▶ BRIEF: Output each entry verbatim and exclude every picture from it.

— begin INFORMATION PROVIDED —

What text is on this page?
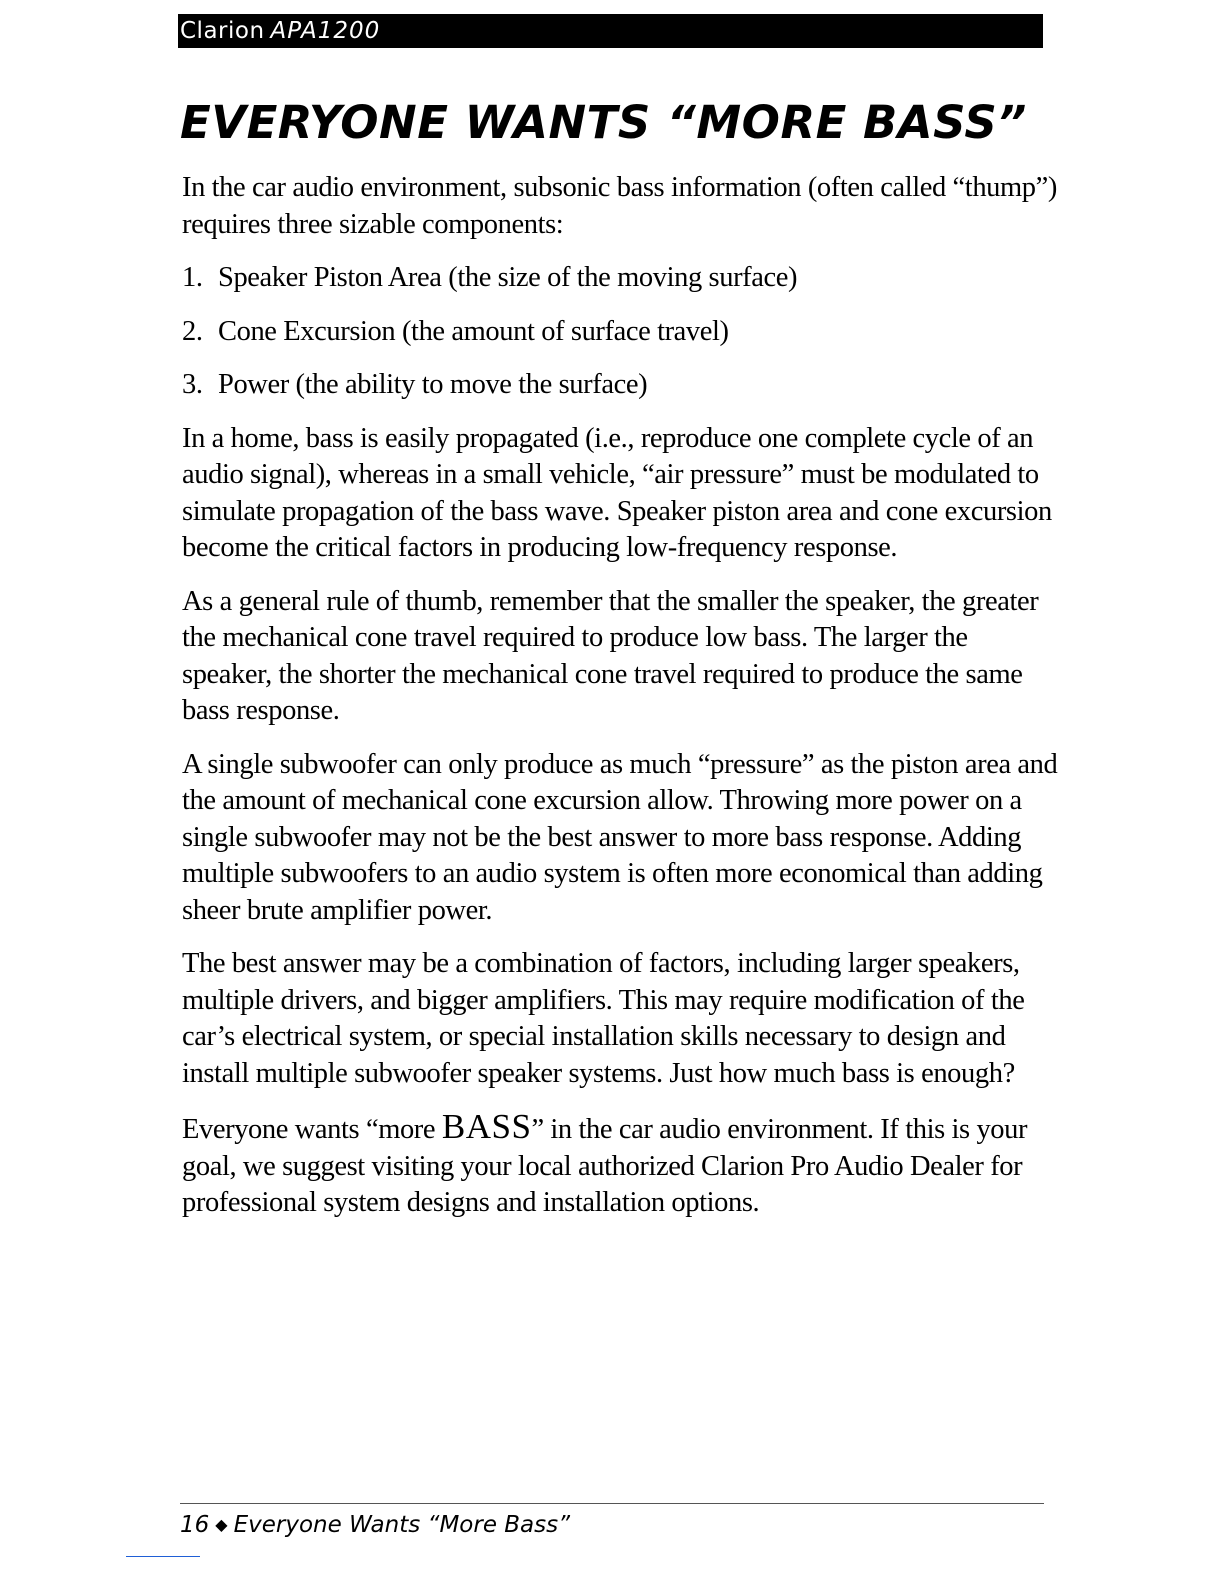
Clarion APA1200
EVERYONE WANTS “MORE BASS”

In the car audio environment, subsonic bass information (often called “thump”) requires three sizable components:

1. Speaker Piston Area (the size of the moving surface)
2. Cone Excursion (the amount of surface travel)
3. Power (the ability to move the surface)

In a home, bass is easily propagated (i.e., reproduce one complete cycle of an audio signal), whereas in a small vehicle, “air pressure” must be modulated to simulate propagation of the bass wave. Speaker piston area and cone excursion become the critical factors in producing low-frequency response.

As a general rule of thumb, remember that the smaller the speaker, the greater the mechanical cone travel required to produce low bass. The larger the speaker, the shorter the mechanical cone travel required to produce the same bass response.

A single subwoofer can only produce as much “pressure” as the piston area and the amount of mechanical cone excursion allow. Throwing more power on a single subwoofer may not be the best answer to more bass response. Adding multiple subwoofers to an audio system is often more economical than adding sheer brute amplifier power.

The best answer may be a combination of factors, including larger speakers, multiple drivers, and bigger amplifiers. This may require modification of the car’s electrical system, or special installation skills necessary to design and install multiple subwoofer speaker systems. Just how much bass is enough?

Everyone wants “more BASS” in the car audio environment. If this is your goal, we suggest visiting your local authorized Clarion Pro Audio Dealer for professional system designs and installation options.

16 ◆ Everyone Wants “More Bass”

— end INFORMATION PROVIDED —

▶ EXERCISE ANSWER:
What text is on this page?
Clarion APA1200
EVERYONE WANTS “MORE BASS”

In the car audio environment, subsonic bass information (often called “thump”) requires three sizable components:

1. Speaker Piston Area (the size of the moving surface)
2. Cone Excursion (the amount of surface travel)
3. Power (the ability to move the surface)

In a home, bass is easily propagated (i.e., reproduce one complete cycle of an audio signal), whereas in a small vehicle, “air pressure” must be modulated to simulate propagation of the bass wave. Speaker piston area and cone excursion become the critical factors in producing low-frequency response.

As a general rule of thumb, remember that the smaller the speaker, the greater the mechanical cone travel required to produce low bass. The larger the speaker, the shorter the mechanical cone travel required to produce the same bass response.

A single subwoofer can only produce as much “pressure” as the piston area and the amount of mechanical cone excursion allow. Throwing more power on a single subwoofer may not be the best answer to more bass response. Adding multiple subwoofers to an audio system is often more economical than adding sheer brute amplifier power.

The best answer may be a combination of factors, including larger speakers, multiple drivers, and bigger amplifiers. This may require modification of the car’s electrical system, or special installation skills necessary to design and install multiple subwoofer speaker systems. Just how much bass is enough?

Everyone wants “more BASS” in the car audio environment. If this is your goal, we suggest visiting your local authorized Clarion Pro Audio Dealer for professional system designs and installation options.

16 ◆ Everyone Wants “More Bass”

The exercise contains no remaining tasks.